§ Given passage:
Two people wearing protective medical gear enter a brick building.
World Health Organization officials in Angola during a 2005 outbreak of the Marburg virus. The outbreak in Rwanda began in September, the country’s first encounter with the virus.Credit...Reuters

By Sarah Hurtes and Arafat Mugabo

Sarah Hurtes reported from Nairobi, Kenya, and Arafat Mugabo from Kigali, Rwanda.

Oct. 5, 2024, 4:40 a.m. ET

Rwanda’s fragile health care system could become overwhelmed by the deadly Marburg virus, doctors fear, because most of those currently infected are medical professionals, and some have already died.

Since the first outbreak in the country in September, at least 30 medical workers have been infected, and at least four have died. Among the infected are two of the country’s scarce anesthesiologists. More medical staff members are isolated in hospital wards in the capital, Kigali. The health care system, with approximately 1,500 doctors and under 40 anesthesiologists for a nation of just over 13 million people, could face significant strain.

Rwanda’s health minister, Dr. Sabin Nsanzimana, has said the country is seeking experimental vaccines and treatments, and hopes to address the outbreak with candidate drugs and shots — those in preclinical or clinical trial phases.

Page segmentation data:
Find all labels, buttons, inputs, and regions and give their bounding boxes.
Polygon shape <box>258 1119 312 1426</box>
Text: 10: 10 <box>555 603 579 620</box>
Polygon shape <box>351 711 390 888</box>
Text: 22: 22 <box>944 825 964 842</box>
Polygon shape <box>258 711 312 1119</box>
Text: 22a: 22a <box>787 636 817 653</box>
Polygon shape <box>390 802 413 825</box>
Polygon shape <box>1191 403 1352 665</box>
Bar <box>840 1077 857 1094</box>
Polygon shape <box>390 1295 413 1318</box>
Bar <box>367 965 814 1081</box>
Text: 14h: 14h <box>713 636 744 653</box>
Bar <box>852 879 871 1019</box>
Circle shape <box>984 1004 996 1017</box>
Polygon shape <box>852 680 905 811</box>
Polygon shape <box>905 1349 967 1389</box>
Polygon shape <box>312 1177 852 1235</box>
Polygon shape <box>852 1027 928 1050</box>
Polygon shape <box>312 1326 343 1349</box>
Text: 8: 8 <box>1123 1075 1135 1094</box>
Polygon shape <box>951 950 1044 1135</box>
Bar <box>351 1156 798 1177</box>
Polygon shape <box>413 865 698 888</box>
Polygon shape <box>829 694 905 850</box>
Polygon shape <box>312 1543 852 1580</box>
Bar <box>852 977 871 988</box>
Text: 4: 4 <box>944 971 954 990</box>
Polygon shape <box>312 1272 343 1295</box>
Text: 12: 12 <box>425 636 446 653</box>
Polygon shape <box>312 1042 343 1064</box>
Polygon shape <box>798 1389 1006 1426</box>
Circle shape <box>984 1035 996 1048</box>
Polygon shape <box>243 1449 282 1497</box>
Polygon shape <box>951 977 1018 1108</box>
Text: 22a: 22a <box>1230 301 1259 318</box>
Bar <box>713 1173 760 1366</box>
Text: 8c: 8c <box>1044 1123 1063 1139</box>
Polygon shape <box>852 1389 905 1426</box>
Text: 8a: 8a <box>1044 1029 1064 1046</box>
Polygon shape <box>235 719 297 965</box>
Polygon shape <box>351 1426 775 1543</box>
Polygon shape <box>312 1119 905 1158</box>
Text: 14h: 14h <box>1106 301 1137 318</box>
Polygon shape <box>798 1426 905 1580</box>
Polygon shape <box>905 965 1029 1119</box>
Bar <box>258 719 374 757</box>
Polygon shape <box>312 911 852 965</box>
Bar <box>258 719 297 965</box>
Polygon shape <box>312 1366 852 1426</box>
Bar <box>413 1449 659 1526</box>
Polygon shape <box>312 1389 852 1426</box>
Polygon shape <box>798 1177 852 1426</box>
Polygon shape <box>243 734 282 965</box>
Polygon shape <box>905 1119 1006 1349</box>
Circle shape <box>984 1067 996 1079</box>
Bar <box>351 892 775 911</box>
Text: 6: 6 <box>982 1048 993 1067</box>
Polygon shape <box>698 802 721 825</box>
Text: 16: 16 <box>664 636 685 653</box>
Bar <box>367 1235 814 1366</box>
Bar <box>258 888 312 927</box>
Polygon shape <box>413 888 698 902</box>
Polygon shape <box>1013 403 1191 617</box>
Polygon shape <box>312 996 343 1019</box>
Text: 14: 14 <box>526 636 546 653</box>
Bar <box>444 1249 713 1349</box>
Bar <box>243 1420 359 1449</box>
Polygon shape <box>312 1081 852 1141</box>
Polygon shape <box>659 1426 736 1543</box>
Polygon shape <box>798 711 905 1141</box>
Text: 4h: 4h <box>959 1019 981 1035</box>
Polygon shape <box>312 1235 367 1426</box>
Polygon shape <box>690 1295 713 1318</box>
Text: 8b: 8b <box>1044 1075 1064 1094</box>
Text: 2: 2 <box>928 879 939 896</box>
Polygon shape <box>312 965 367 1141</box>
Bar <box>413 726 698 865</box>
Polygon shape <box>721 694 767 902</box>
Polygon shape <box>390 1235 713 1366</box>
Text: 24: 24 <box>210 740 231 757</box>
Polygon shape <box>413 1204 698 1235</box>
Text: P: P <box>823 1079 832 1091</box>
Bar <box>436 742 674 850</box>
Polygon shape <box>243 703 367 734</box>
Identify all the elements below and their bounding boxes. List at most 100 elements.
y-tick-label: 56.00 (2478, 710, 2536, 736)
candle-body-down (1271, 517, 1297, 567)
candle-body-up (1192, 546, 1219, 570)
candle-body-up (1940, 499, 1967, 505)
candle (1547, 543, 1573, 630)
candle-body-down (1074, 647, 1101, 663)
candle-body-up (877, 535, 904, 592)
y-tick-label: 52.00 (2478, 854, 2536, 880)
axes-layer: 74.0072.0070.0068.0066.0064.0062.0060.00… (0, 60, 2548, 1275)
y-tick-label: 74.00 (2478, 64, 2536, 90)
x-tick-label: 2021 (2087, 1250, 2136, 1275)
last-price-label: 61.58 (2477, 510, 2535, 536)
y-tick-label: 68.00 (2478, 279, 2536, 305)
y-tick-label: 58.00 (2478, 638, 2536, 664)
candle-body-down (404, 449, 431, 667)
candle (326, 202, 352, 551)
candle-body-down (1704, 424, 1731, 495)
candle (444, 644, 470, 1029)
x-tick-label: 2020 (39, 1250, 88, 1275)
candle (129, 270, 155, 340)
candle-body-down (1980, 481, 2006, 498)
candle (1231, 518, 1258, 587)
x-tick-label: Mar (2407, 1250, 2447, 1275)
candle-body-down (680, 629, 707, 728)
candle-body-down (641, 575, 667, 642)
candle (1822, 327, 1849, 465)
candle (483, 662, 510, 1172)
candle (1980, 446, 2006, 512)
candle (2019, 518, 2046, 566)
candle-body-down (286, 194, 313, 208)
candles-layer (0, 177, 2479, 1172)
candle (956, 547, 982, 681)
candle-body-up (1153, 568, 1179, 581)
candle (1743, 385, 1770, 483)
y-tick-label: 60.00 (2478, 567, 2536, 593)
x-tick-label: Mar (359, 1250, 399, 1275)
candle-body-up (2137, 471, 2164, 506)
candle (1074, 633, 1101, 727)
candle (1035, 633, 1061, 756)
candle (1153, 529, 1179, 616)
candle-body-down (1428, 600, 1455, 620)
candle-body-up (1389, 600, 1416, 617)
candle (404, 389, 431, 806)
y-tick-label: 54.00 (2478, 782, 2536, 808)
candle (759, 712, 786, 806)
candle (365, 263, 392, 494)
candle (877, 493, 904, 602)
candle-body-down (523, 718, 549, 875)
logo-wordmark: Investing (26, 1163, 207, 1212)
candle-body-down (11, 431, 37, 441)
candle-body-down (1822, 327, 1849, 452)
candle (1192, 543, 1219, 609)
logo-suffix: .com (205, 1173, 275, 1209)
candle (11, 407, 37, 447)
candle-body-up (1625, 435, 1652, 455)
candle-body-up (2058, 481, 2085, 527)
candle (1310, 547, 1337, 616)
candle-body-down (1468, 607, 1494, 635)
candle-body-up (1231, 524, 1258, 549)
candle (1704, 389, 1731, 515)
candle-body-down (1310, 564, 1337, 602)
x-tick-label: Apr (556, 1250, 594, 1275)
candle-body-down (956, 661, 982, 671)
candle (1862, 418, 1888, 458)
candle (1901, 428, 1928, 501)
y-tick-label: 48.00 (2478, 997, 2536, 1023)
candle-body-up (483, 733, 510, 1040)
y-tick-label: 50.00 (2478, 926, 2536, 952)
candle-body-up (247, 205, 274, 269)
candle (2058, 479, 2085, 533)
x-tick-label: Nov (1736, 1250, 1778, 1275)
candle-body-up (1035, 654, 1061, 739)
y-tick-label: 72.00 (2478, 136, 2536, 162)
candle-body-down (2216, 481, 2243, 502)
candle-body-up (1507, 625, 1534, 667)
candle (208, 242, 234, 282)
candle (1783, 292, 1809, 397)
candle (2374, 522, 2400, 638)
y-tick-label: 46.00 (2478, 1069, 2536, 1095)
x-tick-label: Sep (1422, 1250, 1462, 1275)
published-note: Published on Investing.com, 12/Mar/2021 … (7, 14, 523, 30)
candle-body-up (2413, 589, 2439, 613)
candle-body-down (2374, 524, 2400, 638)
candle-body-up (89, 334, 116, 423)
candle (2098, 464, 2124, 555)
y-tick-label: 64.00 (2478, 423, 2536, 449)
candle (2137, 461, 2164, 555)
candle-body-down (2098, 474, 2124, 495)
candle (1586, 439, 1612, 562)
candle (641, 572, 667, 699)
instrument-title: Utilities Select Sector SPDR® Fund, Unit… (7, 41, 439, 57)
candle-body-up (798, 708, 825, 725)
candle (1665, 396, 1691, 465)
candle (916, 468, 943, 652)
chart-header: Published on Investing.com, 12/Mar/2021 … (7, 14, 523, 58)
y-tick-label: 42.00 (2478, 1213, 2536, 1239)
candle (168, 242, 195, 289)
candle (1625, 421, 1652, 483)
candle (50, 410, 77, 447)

§ To do:
1) List every place name that appears in the Marburg outbreak article.
2) Rewrite the Marburg outbreak article from "Rwanda’s fragile health" up to and including "have already died.", substituting "strained" for "overwhelmed".
3) Answer these questions about the Marburg outbreak article:
(a) In what month did the outbreak in Rwanda begin?
(b) Roughly how many doctors does Rwanda's health care system have?
(c) Who is Rwanda's health minister?

§ Answers provided:
1) Angola, Rwanda, Nairobi, Kenya, Kigali

2)
Rwanda’s fragile health care system could become strained by the deadly Marburg virus, doctors fear, because most of those currently infected are medical professionals, and some have already died.

3)
(a) September
(b) Approximately 1,500
(c) Dr. Sabin Nsanzimana